**Directions for this task**
Quote the full listing word for word.

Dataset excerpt
......

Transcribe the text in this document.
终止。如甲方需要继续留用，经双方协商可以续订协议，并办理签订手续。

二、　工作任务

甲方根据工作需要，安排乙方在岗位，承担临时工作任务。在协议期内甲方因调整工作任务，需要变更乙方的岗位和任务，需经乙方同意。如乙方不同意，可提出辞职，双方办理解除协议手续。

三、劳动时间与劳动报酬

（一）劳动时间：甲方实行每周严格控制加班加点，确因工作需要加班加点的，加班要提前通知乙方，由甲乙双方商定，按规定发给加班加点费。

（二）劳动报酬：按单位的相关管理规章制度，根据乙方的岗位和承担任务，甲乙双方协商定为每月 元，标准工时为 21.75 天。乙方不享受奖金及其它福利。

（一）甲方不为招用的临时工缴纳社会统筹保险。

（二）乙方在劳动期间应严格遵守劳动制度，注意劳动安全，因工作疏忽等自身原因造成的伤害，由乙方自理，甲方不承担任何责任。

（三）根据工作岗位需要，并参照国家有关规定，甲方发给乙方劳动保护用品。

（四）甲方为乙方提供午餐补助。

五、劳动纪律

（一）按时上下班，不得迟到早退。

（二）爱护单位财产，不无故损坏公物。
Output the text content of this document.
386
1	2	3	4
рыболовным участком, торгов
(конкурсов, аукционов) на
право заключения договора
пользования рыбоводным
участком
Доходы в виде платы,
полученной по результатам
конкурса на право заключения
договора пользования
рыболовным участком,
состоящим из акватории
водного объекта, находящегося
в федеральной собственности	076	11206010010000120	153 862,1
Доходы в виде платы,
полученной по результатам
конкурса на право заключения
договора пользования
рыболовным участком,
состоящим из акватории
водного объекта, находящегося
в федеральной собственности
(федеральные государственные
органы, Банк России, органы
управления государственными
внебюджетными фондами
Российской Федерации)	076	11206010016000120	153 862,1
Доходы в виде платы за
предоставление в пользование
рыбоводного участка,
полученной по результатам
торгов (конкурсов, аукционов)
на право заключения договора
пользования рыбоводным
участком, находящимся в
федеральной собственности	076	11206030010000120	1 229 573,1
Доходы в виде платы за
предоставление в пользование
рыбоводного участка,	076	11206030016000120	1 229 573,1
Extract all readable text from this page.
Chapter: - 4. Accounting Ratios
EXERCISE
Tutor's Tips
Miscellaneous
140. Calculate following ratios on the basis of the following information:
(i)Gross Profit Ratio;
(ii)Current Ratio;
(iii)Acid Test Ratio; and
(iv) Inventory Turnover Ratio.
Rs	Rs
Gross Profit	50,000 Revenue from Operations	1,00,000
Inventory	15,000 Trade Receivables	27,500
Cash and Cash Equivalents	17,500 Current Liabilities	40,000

......

**Task solution**
Transcribe the text in this document.
终止。如甲方需要继续留用，经双方协商可以续订协议，并办理签订手续。

二、　工作任务

甲方根据工作需要，安排乙方在岗位，承担临时工作任务。在协议期内甲方因调整工作任务，需要变更乙方的岗位和任务，需经乙方同意。如乙方不同意，可提出辞职，双方办理解除协议手续。

三、劳动时间与劳动报酬

（一）劳动时间：甲方实行每周严格控制加班加点，确因工作需要加班加点的，加班要提前通知乙方，由甲乙双方商定，按规定发给加班加点费。

（二）劳动报酬：按单位的相关管理规章制度，根据乙方的岗位和承担任务，甲乙双方协商定为每月 元，标准工时为 21.75 天。乙方不享受奖金及其它福利。

（一）甲方不为招用的临时工缴纳社会统筹保险。

（二）乙方在劳动期间应严格遵守劳动制度，注意劳动安全，因工作疏忽等自身原因造成的伤害，由乙方自理，甲方不承担任何责任。

（三）根据工作岗位需要，并参照国家有关规定，甲方发给乙方劳动保护用品。

（四）甲方为乙方提供午餐补助。

五、劳动纪律

（一）按时上下班，不得迟到早退。

（二）爱护单位财产，不无故损坏公物。
Output the text content of this document.
386
1	2	3	4
рыболовным участком, торгов
(конкурсов, аукционов) на
право заключения договора
пользования рыбоводным
участком
Доходы в виде платы,
полученной по результатам
конкурса на право заключения
договора пользования
рыболовным участком,
состоящим из акватории
водного объекта, находящегося
в федеральной собственности	076	11206010010000120	153 862,1
Доходы в виде платы,
полученной по результатам
конкурса на право заключения
договора пользования
рыболовным участком,
состоящим из акватории
водного объекта, находящегося
в федеральной собственности
(федеральные государственные
органы, Банк России, органы
управления государственными
внебюджетными фондами
Российской Федерации)	076	11206010016000120	153 862,1
Доходы в виде платы за
предоставление в пользование
рыбоводного участка,
полученной по результатам
торгов (конкурсов, аукционов)
на право заключения договора
пользования рыбоводным
участком, находящимся в
федеральной собственности	076	11206030010000120	1 229 573,1
Доходы в виде платы за
предоставление в пользование
рыбоводного участка,	076	11206030016000120	1 229 573,1
Extract all readable text from this page.
Chapter: - 4. Accounting Ratios
EXERCISE
Tutor's Tips
Miscellaneous
140. Calculate following ratios on the basis of the following information:
(i)Gross Profit Ratio;
(ii)Current Ratio;
(iii)Acid Test Ratio; and
(iv) Inventory Turnover Ratio.
Rs	Rs
Gross Profit	50,000 Revenue from Operations	1,00,000
Inventory	15,000 Trade Receivables	27,500
Cash and Cash Equivalents	17,500 Current Liabilities	40,000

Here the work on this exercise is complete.